Find the string "Landrick" in the data, then copy every line where it is found.

Collected data entries —
......

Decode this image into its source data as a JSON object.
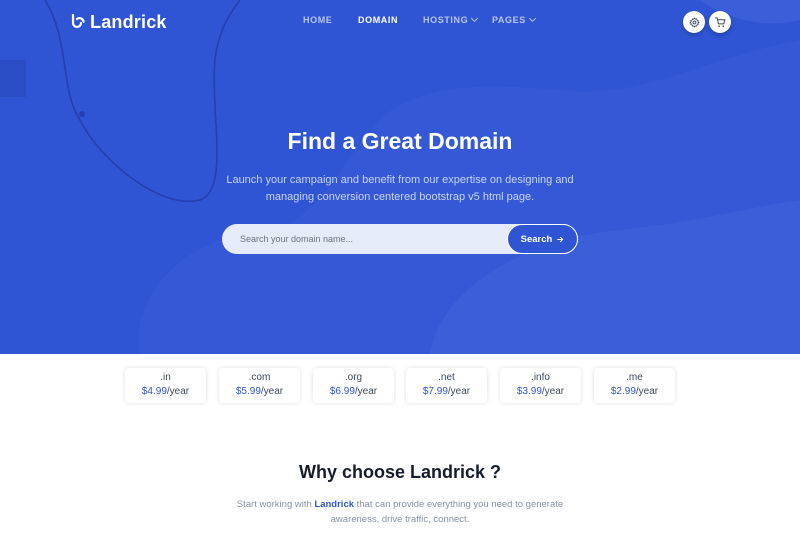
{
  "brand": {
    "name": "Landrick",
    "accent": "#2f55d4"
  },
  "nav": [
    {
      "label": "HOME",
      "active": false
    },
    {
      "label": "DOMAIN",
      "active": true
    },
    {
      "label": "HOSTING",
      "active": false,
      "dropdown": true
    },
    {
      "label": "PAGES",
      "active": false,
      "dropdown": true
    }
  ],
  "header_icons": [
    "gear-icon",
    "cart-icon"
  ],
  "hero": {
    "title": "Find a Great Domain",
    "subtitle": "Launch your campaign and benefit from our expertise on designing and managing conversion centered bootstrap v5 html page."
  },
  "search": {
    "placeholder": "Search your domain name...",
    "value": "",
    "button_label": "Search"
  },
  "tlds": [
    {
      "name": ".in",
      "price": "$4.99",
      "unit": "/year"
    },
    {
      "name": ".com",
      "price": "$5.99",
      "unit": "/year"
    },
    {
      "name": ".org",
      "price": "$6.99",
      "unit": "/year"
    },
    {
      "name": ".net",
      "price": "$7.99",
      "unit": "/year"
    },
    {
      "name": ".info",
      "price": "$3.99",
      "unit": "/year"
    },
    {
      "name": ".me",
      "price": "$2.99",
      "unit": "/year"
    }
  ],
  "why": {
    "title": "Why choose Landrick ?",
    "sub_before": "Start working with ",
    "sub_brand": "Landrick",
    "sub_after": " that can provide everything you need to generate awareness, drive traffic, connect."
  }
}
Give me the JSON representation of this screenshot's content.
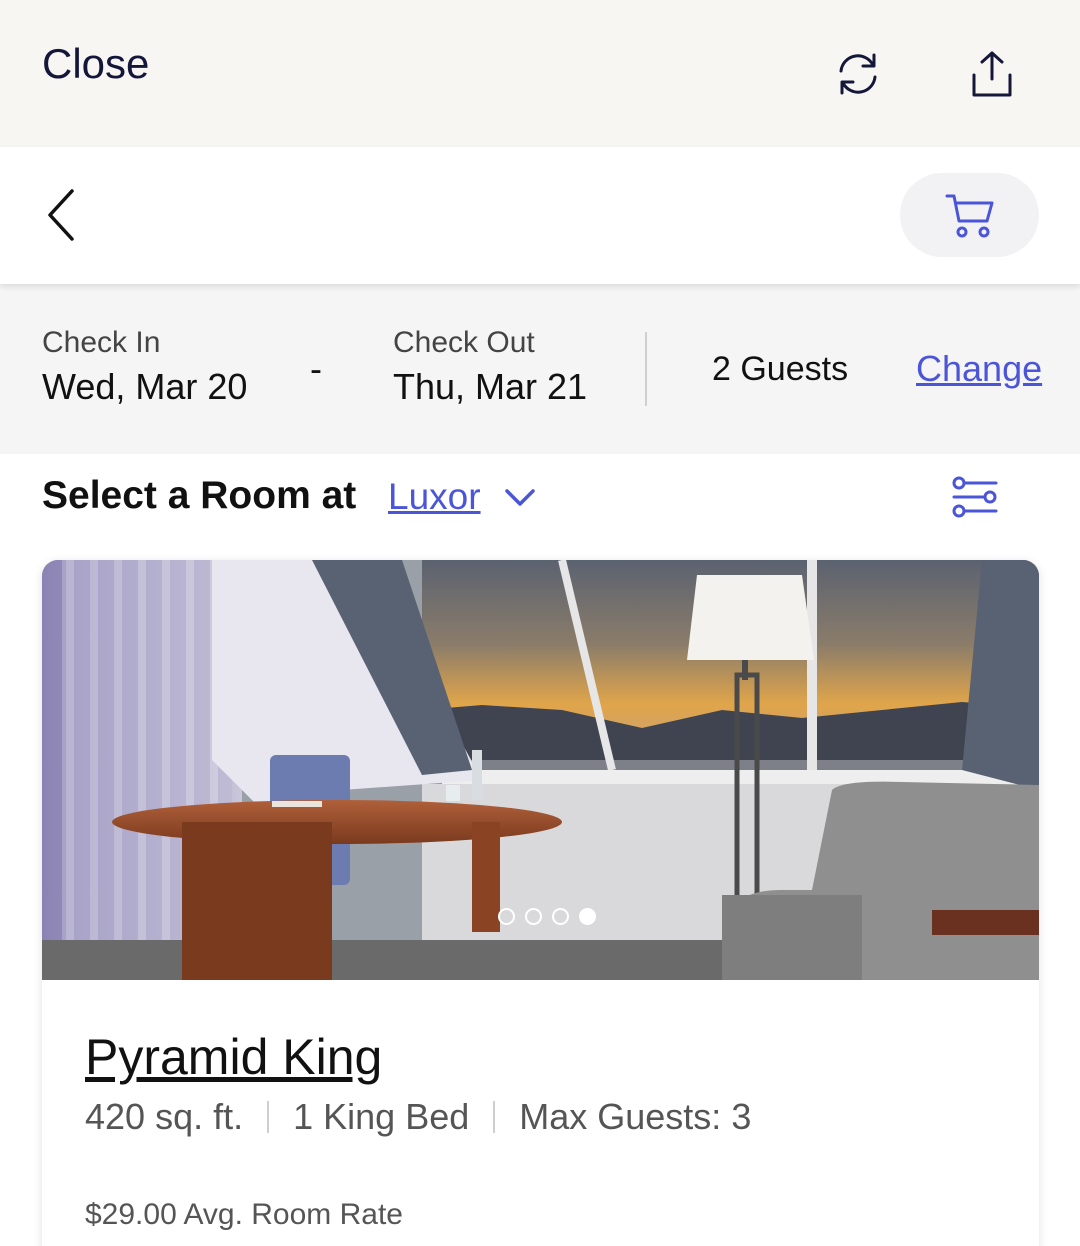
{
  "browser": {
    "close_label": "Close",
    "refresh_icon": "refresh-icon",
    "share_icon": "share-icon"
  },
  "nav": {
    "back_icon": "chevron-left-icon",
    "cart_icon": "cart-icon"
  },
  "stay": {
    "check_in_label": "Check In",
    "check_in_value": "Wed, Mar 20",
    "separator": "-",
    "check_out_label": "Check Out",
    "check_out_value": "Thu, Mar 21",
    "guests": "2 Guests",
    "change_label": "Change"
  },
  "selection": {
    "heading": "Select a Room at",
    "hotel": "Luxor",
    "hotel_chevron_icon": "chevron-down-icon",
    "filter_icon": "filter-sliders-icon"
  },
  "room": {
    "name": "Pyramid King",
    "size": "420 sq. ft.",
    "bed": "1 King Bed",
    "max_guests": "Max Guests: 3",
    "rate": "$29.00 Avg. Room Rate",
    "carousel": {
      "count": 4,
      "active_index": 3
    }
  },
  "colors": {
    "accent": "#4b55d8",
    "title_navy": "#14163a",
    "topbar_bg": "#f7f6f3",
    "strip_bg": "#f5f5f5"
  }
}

......

RESULT BELOW —
    "name": "Landrick",
    "title": "Why choose Landrick ?",
    "sub_brand": "Landrick",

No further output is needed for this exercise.